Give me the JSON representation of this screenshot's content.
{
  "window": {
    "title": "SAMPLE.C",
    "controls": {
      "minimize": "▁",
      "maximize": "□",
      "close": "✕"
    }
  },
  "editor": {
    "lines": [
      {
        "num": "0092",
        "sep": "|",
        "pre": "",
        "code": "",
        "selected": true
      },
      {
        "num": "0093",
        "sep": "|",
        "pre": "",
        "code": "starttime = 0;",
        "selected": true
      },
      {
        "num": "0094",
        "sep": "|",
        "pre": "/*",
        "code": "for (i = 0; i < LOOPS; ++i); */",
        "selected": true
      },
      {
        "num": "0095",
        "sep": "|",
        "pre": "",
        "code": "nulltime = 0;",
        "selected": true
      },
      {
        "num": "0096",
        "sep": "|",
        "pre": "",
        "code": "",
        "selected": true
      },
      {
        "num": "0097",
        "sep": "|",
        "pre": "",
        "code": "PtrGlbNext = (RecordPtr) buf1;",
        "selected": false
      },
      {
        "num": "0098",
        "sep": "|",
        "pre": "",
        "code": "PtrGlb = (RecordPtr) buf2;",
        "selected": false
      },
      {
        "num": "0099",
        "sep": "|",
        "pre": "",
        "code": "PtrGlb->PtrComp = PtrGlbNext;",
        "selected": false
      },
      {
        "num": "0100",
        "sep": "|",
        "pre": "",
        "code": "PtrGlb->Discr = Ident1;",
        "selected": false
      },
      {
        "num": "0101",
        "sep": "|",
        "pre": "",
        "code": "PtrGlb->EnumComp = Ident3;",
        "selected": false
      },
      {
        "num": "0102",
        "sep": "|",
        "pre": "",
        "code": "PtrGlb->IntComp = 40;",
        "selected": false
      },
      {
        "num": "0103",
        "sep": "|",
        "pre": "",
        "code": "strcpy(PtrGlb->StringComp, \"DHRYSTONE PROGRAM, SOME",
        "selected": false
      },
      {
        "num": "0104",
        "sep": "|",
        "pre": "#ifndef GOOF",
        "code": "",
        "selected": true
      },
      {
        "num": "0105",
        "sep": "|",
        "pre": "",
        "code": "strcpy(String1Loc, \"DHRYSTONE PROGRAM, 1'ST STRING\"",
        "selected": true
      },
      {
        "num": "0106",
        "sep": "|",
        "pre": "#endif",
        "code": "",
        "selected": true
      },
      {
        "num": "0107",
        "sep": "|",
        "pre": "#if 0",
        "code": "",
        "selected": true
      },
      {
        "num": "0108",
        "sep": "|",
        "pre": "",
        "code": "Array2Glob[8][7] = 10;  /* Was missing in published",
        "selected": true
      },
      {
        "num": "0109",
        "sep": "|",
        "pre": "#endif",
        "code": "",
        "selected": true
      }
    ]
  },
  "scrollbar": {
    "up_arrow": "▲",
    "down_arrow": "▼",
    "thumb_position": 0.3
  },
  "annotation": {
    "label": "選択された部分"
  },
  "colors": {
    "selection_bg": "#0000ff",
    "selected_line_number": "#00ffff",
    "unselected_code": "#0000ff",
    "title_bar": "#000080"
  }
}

================================

Locate all lines that include the word "PtrGlbNext" and copy them out.

* [Solution to this task]:
        "code": "PtrGlbNext = (RecordPtr) buf1;",
        "code": "PtrGlb->PtrComp = PtrGlbNext;",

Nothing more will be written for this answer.